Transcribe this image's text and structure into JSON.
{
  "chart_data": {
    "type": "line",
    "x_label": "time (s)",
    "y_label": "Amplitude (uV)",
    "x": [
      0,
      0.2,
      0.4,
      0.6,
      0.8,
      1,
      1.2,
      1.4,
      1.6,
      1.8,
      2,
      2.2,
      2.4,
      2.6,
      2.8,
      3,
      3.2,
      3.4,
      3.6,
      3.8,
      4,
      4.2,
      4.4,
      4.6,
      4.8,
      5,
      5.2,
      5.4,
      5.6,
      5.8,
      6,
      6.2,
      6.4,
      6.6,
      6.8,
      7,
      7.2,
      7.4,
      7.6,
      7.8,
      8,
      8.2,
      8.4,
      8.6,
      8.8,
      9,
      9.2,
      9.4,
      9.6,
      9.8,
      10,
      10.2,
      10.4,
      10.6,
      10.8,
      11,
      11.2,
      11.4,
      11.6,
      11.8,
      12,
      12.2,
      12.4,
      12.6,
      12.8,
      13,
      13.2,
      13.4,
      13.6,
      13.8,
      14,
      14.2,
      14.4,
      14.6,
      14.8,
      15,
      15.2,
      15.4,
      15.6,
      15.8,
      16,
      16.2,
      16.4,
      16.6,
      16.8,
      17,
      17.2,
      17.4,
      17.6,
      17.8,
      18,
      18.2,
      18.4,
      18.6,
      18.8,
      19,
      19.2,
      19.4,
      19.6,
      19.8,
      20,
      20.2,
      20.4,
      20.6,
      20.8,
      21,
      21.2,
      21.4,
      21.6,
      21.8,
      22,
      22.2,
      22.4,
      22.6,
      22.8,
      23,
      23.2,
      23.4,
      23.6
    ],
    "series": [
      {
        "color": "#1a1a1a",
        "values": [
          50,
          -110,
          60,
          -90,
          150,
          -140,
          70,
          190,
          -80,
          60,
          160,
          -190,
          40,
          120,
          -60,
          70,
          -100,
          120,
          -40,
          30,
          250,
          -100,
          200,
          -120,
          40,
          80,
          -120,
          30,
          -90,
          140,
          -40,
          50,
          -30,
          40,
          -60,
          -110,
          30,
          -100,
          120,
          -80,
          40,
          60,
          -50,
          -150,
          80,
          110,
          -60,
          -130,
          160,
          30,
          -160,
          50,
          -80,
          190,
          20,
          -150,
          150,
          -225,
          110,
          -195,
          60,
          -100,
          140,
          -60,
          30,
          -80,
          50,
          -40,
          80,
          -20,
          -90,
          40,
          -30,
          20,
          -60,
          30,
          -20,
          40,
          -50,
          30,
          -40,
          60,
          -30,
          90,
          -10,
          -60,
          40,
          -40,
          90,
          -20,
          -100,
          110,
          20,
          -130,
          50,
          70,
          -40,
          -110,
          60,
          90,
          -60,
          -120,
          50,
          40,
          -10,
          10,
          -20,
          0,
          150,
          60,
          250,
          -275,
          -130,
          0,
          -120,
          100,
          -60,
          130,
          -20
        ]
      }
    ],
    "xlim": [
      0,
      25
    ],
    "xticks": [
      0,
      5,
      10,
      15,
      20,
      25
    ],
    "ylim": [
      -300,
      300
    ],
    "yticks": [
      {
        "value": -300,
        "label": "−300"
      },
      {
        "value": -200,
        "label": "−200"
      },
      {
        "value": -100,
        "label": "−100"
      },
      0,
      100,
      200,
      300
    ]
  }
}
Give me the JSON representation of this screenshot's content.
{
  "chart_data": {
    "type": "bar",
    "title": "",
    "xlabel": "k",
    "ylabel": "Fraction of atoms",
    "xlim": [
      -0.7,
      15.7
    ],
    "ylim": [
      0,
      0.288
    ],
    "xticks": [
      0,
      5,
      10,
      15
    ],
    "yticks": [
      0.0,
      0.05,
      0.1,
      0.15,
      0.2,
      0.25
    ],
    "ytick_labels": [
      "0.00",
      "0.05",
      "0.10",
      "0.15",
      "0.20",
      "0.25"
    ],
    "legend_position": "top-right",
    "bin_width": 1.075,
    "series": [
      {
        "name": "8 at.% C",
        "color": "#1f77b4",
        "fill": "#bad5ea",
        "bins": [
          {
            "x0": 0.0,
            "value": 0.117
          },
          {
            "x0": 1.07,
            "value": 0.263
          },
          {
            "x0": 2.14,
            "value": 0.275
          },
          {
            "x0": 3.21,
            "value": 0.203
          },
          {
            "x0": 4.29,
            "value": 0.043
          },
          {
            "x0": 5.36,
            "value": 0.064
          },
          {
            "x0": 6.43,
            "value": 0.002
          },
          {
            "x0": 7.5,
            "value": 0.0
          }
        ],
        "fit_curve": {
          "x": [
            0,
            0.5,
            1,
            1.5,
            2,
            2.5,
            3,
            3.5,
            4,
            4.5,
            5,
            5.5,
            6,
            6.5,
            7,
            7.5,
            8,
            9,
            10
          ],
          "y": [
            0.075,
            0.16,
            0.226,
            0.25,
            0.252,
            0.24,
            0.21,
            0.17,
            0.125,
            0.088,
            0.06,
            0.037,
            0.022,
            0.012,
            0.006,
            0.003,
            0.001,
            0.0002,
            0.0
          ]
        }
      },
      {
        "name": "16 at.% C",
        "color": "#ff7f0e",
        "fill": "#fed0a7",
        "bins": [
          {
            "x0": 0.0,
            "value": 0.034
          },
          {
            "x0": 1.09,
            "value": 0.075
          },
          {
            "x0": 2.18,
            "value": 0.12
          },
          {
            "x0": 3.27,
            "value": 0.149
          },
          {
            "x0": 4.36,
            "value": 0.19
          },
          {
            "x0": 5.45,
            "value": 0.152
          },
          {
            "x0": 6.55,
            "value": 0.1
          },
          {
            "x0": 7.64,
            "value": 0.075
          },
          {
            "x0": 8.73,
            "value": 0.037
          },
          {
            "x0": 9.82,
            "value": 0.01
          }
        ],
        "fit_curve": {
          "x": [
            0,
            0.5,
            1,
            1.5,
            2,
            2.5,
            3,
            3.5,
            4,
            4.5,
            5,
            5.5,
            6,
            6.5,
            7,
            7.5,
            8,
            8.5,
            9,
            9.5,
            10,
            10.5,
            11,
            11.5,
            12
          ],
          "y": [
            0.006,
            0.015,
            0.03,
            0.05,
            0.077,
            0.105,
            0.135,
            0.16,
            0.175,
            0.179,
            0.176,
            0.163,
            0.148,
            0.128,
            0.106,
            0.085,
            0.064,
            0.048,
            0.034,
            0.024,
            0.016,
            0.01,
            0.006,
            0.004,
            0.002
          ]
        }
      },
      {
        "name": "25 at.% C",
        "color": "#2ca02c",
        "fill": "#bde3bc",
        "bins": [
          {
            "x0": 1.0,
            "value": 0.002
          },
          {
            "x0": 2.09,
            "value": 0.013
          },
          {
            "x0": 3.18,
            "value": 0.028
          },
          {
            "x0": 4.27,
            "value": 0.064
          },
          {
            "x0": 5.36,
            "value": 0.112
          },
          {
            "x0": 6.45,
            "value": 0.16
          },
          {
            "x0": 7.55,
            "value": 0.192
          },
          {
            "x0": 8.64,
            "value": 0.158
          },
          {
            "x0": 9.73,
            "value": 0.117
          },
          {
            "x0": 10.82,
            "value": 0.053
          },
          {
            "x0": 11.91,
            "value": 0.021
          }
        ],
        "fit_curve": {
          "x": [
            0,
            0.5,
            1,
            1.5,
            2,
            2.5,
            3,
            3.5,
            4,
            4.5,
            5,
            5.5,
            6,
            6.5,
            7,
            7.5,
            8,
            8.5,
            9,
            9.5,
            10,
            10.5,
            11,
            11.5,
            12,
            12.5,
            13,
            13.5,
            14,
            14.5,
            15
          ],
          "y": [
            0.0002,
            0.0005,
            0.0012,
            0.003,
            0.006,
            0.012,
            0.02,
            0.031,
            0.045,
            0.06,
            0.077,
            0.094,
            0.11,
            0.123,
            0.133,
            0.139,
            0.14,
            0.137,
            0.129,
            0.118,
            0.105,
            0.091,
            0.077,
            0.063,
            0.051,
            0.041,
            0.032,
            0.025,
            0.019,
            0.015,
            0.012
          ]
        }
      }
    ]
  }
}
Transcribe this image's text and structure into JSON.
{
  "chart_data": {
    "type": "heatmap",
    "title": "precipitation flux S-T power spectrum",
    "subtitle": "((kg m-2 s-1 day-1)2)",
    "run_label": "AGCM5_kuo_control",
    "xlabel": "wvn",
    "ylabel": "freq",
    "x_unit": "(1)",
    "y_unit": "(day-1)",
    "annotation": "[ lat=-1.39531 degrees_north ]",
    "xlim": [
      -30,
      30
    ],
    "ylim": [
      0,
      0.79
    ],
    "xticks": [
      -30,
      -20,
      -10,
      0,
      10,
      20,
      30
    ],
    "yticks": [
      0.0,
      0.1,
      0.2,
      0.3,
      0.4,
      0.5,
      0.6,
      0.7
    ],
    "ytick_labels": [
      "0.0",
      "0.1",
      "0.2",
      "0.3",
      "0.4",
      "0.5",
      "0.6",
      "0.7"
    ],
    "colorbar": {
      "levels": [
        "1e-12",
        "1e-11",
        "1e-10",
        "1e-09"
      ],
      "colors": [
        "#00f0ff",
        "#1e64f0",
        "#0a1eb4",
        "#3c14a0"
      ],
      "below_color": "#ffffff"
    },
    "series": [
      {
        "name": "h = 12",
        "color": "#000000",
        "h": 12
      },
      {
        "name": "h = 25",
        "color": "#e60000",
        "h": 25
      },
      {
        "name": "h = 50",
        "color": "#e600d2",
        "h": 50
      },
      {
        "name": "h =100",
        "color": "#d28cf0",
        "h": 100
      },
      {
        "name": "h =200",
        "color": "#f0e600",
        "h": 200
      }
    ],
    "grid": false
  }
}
════
• _Task to complete_
Show every line that contains the word "ylabel".

• _Response to this task_
    "ylabel": "Fraction of atoms",
    "ylabel": "freq",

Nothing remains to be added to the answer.